Extracted data entries:
━━━
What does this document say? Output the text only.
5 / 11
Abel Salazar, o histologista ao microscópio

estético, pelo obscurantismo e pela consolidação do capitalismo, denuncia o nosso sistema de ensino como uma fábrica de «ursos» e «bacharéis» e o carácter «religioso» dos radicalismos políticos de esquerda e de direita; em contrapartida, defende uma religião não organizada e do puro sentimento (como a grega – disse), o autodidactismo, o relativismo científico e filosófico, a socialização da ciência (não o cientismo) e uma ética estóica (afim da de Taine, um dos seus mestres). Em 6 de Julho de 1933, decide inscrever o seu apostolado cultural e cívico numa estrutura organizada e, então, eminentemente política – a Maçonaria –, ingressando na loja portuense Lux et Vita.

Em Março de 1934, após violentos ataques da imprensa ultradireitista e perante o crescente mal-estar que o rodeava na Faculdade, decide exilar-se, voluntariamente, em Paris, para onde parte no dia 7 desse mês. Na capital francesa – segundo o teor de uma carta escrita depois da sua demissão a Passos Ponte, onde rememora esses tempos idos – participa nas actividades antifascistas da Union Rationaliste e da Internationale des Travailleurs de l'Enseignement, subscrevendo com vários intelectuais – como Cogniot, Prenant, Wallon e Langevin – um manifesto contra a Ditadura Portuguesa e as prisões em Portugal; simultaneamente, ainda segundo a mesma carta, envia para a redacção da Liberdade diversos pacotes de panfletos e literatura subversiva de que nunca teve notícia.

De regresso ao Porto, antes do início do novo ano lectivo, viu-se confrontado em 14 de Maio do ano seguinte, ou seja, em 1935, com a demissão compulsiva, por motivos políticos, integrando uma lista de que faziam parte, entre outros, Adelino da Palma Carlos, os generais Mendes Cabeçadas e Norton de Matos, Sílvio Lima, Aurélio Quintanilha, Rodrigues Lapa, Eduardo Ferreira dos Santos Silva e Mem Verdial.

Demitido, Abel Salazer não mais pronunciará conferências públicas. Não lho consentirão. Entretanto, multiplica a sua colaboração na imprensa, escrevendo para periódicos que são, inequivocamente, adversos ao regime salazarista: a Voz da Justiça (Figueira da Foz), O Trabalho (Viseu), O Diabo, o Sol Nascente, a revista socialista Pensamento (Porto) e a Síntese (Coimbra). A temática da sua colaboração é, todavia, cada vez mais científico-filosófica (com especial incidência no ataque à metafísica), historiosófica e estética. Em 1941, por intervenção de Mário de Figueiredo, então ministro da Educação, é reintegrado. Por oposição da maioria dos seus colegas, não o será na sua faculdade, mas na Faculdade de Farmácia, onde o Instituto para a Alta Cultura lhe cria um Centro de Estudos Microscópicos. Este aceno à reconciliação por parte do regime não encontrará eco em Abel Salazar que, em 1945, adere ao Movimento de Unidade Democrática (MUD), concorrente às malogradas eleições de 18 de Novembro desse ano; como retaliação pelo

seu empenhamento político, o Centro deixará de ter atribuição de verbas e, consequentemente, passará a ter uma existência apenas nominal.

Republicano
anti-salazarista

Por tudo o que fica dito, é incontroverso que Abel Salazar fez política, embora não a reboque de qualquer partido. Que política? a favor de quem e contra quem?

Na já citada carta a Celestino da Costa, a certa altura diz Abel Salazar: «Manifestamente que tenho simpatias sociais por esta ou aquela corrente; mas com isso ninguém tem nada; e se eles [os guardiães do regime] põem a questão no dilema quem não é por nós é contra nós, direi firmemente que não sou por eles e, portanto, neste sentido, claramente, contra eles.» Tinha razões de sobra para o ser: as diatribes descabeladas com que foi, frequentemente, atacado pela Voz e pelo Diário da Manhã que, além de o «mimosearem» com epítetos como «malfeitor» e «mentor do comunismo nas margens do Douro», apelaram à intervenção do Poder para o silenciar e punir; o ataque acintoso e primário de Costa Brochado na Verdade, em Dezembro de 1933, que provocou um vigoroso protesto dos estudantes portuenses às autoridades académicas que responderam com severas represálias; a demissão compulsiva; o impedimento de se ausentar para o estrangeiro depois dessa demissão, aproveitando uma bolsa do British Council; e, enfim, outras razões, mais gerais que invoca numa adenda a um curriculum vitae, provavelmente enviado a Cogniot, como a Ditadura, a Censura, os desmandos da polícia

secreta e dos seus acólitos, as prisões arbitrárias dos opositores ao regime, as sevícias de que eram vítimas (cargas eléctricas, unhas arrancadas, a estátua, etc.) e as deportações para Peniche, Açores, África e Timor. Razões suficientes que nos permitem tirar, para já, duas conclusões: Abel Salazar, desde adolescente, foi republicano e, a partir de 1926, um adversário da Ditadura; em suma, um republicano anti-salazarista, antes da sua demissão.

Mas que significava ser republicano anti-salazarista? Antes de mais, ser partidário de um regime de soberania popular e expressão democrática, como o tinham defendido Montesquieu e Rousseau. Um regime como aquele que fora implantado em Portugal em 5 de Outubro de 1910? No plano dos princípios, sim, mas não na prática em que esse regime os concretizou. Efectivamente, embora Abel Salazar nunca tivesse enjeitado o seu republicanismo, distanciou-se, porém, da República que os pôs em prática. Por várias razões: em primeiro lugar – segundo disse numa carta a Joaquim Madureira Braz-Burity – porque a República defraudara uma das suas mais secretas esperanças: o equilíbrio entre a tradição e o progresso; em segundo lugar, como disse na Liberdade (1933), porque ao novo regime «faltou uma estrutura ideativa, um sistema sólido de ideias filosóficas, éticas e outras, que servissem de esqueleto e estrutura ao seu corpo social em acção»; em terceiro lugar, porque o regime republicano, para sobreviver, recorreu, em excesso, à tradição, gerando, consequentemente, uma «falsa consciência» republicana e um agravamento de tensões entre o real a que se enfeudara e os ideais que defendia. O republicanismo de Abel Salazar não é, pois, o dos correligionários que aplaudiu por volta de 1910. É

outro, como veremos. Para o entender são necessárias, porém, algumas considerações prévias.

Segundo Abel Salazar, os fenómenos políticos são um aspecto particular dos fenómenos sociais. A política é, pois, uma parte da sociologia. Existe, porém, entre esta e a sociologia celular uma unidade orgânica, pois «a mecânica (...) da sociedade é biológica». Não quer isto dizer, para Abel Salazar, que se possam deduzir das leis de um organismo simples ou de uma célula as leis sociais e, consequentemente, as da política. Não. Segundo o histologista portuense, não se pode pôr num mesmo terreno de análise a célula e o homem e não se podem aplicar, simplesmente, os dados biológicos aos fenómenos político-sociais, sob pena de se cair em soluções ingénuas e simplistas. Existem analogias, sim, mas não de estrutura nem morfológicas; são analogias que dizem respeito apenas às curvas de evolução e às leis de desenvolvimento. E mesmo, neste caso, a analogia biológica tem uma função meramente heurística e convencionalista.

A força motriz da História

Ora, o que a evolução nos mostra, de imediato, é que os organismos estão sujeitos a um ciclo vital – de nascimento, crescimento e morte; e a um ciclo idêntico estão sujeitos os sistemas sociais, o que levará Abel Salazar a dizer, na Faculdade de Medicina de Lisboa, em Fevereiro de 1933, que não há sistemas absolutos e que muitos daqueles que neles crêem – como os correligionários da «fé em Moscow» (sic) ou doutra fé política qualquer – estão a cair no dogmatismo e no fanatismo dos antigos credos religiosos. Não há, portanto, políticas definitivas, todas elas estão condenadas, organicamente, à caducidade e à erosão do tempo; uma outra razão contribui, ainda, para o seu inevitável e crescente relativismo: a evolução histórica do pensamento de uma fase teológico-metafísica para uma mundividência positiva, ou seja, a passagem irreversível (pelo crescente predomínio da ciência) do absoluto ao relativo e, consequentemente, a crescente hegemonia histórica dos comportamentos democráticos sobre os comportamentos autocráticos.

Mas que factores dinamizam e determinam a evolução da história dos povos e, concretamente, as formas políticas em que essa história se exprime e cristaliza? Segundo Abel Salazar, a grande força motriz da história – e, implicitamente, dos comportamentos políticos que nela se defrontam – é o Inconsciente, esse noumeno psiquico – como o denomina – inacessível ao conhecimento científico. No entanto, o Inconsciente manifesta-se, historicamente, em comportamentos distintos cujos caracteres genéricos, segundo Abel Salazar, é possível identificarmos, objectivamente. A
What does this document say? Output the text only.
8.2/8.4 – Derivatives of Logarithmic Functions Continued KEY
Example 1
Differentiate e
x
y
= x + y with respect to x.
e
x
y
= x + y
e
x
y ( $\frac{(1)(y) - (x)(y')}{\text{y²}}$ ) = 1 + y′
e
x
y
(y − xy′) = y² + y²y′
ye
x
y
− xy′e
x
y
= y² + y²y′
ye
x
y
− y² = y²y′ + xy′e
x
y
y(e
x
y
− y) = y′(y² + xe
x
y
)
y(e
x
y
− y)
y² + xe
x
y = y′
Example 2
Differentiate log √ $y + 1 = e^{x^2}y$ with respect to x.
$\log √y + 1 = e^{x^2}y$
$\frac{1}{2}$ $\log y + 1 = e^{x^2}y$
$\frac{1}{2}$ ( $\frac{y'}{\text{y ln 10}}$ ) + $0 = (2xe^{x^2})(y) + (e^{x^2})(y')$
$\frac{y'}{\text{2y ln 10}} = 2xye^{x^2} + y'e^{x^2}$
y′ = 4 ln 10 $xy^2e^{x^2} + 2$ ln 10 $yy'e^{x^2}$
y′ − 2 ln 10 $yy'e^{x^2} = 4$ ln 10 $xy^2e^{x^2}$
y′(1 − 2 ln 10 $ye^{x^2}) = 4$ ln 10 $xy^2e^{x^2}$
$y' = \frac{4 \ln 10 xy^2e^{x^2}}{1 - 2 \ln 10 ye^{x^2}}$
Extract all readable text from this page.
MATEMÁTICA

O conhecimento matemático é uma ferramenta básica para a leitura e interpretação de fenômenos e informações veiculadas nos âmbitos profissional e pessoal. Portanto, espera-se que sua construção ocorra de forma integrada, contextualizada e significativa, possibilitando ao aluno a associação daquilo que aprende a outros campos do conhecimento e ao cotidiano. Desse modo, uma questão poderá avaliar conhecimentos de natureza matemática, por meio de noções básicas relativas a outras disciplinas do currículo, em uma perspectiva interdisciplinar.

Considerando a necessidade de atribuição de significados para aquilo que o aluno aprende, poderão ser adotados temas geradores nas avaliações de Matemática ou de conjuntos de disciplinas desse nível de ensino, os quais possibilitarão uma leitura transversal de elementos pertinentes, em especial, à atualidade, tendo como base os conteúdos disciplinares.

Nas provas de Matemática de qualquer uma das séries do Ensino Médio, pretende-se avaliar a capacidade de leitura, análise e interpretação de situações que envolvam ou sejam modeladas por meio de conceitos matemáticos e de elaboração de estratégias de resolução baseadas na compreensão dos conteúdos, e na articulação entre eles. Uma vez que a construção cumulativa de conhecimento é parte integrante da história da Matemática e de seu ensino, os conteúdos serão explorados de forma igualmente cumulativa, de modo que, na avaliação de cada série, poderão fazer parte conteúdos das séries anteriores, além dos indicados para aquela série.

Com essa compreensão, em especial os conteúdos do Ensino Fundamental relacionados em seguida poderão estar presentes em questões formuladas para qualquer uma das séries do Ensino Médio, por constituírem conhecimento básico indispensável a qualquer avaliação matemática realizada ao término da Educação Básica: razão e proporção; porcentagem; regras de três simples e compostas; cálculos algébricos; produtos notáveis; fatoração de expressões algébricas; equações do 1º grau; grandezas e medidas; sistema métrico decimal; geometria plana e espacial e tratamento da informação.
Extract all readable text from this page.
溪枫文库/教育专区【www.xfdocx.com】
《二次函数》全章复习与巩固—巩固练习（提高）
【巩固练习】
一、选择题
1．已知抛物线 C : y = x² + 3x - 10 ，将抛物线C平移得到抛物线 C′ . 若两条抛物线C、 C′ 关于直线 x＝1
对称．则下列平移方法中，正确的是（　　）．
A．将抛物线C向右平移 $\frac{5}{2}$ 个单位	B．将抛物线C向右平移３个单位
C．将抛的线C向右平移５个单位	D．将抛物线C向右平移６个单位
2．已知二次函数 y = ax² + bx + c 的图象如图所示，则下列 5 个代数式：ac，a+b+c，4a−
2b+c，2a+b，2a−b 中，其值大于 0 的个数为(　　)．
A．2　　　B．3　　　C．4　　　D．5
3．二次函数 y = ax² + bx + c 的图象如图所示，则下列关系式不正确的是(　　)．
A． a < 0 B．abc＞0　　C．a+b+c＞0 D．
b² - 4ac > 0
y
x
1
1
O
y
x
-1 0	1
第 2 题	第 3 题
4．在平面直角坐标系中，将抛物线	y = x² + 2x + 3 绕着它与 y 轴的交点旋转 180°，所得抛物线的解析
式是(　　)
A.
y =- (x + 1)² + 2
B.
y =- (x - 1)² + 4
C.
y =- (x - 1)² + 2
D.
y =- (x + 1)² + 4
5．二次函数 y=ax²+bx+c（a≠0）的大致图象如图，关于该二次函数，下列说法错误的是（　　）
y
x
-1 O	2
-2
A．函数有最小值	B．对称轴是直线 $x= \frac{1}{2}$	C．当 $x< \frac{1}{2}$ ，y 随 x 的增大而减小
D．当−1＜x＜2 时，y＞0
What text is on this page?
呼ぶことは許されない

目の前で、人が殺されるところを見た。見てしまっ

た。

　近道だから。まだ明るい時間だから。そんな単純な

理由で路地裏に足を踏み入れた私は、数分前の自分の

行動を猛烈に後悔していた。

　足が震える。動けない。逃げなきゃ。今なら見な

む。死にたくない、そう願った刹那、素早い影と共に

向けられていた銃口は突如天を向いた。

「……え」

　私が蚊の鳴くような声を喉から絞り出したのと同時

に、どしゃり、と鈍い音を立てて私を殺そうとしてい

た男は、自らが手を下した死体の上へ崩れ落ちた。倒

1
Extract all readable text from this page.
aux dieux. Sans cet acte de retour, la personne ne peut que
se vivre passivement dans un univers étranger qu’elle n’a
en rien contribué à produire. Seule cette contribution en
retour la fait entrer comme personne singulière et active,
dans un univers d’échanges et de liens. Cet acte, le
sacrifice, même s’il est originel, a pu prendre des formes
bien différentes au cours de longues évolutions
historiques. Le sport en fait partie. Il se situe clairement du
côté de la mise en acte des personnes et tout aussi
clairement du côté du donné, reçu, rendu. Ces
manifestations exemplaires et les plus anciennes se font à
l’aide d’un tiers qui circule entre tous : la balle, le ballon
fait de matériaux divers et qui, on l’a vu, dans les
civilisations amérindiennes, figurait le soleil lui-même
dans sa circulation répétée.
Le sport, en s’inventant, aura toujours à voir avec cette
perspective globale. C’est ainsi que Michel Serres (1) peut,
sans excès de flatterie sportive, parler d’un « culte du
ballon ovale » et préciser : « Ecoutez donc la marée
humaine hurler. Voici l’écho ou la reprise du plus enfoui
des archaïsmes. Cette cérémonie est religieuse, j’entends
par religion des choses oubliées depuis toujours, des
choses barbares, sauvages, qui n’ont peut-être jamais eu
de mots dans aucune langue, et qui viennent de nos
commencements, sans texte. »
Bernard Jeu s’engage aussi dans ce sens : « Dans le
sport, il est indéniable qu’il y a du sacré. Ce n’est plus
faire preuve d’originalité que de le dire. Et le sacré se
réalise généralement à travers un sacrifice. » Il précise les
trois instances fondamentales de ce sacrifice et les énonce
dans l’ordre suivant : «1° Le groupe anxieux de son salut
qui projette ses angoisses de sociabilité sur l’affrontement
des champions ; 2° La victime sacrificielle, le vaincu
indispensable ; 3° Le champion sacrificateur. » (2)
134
━━━
## EXERCISE OBJECTIVE
Show every line from the listing above in which the string "séries" appears.

## OUTPUT OF THE EXERCISE
Nas provas de Matemática de qualquer uma das séries do Ensino Médio, pretende-se avaliar a capacidade de leitura, análise e interpretação de situações que envolvam ou sejam modeladas por meio de conceitos matemáticos e de elaboração de estratégias de resolução baseadas na compreensão dos conteúdos, e na articulação entre eles. Uma vez que a construção cumulativa de conhecimento é parte integrante da história da Matemática e de seu ensino, os conteúdos serão explorados de forma igualmente cumulativa, de modo que, na avaliação de cada série, poderão fazer parte conteúdos das séries anteriores, além dos indicados para aquela série.
Com essa compreensão, em especial os conteúdos do Ensino Fundamental relacionados em seguida poderão estar presentes em questões formuladas para qualquer uma das séries do Ensino Médio, por constituírem conhecimento básico indispensável a qualquer avaliação matemática realizada ao término da Educação Básica: razão e proporção; porcentagem; regras de três simples e compostas; cálculos algébricos; produtos notáveis; fatoração de expressões algébricas; equações do 1º grau; grandezas e medidas; sistema métrico decimal; geometria plana e espacial e tratamento da informação.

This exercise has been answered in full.